REQUIREMENTS: Find the line containing "Give me the". Reproduce it and every line after it up to the end of the records, exactly as written.

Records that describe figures
┌────────
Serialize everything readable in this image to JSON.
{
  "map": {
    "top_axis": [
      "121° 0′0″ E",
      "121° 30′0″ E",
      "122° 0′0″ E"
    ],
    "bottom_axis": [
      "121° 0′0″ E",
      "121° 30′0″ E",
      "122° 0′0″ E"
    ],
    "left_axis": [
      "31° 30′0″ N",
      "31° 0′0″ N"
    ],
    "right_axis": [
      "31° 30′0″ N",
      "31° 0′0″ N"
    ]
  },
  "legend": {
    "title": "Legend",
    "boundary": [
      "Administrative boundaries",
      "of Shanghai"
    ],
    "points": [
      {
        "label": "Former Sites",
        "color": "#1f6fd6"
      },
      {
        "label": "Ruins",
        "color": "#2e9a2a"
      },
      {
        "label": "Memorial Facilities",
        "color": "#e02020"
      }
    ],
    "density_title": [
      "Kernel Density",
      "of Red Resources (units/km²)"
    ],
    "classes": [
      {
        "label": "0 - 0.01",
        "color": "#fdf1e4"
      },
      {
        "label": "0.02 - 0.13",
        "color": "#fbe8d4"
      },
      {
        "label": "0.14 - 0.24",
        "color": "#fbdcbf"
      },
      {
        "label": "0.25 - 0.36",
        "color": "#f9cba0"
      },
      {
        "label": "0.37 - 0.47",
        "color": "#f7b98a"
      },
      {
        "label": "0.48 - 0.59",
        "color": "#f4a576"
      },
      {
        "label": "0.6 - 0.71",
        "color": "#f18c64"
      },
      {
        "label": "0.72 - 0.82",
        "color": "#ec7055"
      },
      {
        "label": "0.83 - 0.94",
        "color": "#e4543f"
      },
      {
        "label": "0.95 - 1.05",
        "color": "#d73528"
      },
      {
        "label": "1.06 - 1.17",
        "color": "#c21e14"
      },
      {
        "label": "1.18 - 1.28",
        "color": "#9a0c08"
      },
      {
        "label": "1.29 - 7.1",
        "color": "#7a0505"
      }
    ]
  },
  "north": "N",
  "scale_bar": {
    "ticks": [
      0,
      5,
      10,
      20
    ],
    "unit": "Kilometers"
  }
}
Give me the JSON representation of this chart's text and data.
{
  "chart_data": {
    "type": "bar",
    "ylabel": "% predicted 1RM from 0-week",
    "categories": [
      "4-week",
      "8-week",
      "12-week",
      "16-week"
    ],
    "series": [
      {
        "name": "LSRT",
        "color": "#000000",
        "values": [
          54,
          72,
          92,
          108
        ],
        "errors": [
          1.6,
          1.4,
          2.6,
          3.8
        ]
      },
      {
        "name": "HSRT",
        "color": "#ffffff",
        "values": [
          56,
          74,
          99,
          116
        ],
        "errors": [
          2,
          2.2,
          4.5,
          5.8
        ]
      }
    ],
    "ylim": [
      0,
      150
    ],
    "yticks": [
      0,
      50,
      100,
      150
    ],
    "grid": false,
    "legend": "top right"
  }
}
└────────
EXPECTED ANSWER:
Give me the JSON representation of this chart's text and data.
{
  "chart_data": {
    "type": "bar",
    "ylabel": "% predicted 1RM from 0-week",
    "categories": [
      "4-week",
      "8-week",
      "12-week",
      "16-week"
    ],
    "series": [
      {
        "name": "LSRT",
        "color": "#000000",
        "values": [
          54,
          72,
          92,
          108
        ],
        "errors": [
          1.6,
          1.4,
          2.6,
          3.8
        ]
      },
      {
        "name": "HSRT",
        "color": "#ffffff",
        "values": [
          56,
          74,
          99,
          116
        ],
        "errors": [
          2,
          2.2,
          4.5,
          5.8
        ]
      }
    ],
    "ylim": [
      0,
      150
    ],
    "yticks": [
      0,
      50,
      100,
      150
    ],
    "grid": false,
    "legend": "top right"
  }
}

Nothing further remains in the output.